*Written request*: Restate the entries word for word, omitting nothing.

*Extracted records*:
------------------------

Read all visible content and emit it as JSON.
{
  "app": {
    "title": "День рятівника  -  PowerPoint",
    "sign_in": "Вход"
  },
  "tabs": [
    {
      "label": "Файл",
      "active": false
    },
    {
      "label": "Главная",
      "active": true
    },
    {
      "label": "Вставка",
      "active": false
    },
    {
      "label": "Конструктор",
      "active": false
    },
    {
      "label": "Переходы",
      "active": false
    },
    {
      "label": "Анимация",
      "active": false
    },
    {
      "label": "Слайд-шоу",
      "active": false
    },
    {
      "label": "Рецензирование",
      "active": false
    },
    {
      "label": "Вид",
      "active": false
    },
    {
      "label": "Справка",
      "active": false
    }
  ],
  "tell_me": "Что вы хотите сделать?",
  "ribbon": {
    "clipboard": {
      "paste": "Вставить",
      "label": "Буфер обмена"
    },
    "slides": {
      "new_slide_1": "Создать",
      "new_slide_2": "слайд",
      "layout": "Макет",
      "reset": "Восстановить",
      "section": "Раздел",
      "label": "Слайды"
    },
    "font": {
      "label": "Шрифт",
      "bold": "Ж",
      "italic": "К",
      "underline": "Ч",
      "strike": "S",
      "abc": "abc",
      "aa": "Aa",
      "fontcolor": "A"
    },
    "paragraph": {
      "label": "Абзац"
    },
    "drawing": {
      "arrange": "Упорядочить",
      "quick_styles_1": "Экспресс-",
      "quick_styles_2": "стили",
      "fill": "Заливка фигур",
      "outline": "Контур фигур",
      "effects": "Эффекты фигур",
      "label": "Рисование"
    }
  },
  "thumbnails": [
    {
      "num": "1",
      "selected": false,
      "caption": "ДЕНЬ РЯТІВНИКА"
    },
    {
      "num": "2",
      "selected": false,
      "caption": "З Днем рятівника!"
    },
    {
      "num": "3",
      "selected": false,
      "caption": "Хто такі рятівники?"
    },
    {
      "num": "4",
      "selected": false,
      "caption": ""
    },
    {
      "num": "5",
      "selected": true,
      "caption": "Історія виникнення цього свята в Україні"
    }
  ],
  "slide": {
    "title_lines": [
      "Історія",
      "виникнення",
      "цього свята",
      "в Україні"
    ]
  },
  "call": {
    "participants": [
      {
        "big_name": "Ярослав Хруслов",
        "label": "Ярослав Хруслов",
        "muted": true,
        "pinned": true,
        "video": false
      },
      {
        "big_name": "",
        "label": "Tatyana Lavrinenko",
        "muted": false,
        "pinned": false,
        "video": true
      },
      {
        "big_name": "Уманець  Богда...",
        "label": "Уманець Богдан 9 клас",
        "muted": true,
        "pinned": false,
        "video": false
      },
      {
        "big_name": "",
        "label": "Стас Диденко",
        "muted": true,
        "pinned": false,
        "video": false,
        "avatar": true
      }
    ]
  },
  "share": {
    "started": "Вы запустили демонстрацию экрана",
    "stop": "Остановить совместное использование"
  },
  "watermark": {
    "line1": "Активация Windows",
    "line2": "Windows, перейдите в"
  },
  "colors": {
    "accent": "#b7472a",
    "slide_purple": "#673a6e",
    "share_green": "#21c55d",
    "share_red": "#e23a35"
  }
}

------------------------

*Problem solution*:
Read all visible content and emit it as JSON.
{
  "app": {
    "title": "День рятівника  -  PowerPoint",
    "sign_in": "Вход"
  },
  "tabs": [
    {
      "label": "Файл",
      "active": false
    },
    {
      "label": "Главная",
      "active": true
    },
    {
      "label": "Вставка",
      "active": false
    },
    {
      "label": "Конструктор",
      "active": false
    },
    {
      "label": "Переходы",
      "active": false
    },
    {
      "label": "Анимация",
      "active": false
    },
    {
      "label": "Слайд-шоу",
      "active": false
    },
    {
      "label": "Рецензирование",
      "active": false
    },
    {
      "label": "Вид",
      "active": false
    },
    {
      "label": "Справка",
      "active": false
    }
  ],
  "tell_me": "Что вы хотите сделать?",
  "ribbon": {
    "clipboard": {
      "paste": "Вставить",
      "label": "Буфер обмена"
    },
    "slides": {
      "new_slide_1": "Создать",
      "new_slide_2": "слайд",
      "layout": "Макет",
      "reset": "Восстановить",
      "section": "Раздел",
      "label": "Слайды"
    },
    "font": {
      "label": "Шрифт",
      "bold": "Ж",
      "italic": "К",
      "underline": "Ч",
      "strike": "S",
      "abc": "abc",
      "aa": "Aa",
      "fontcolor": "A"
    },
    "paragraph": {
      "label": "Абзац"
    },
    "drawing": {
      "arrange": "Упорядочить",
      "quick_styles_1": "Экспресс-",
      "quick_styles_2": "стили",
      "fill": "Заливка фигур",
      "outline": "Контур фигур",
      "effects": "Эффекты фигур",
      "label": "Рисование"
    }
  },
  "thumbnails": [
    {
      "num": "1",
      "selected": false,
      "caption": "ДЕНЬ РЯТІВНИКА"
    },
    {
      "num": "2",
      "selected": false,
      "caption": "З Днем рятівника!"
    },
    {
      "num": "3",
      "selected": false,
      "caption": "Хто такі рятівники?"
    },
    {
      "num": "4",
      "selected": false,
      "caption": ""
    },
    {
      "num": "5",
      "selected": true,
      "caption": "Історія виникнення цього свята в Україні"
    }
  ],
  "slide": {
    "title_lines": [
      "Історія",
      "виникнення",
      "цього свята",
      "в Україні"
    ]
  },
  "call": {
    "participants": [
      {
        "big_name": "Ярослав Хруслов",
        "label": "Ярослав Хруслов",
        "muted": true,
        "pinned": true,
        "video": false
      },
      {
        "big_name": "",
        "label": "Tatyana Lavrinenko",
        "muted": false,
        "pinned": false,
        "video": true
      },
      {
        "big_name": "Уманець  Богда...",
        "label": "Уманець Богдан 9 клас",
        "muted": true,
        "pinned": false,
        "video": false
      },
      {
        "big_name": "",
        "label": "Стас Диденко",
        "muted": true,
        "pinned": false,
        "video": false,
        "avatar": true
      }
    ]
  },
  "share": {
    "started": "Вы запустили демонстрацию экрана",
    "stop": "Остановить совместное использование"
  },
  "watermark": {
    "line1": "Активация Windows",
    "line2": "Windows, перейдите в"
  },
  "colors": {
    "accent": "#b7472a",
    "slide_purple": "#673a6e",
    "share_green": "#21c55d",
    "share_red": "#e23a35"
  }
}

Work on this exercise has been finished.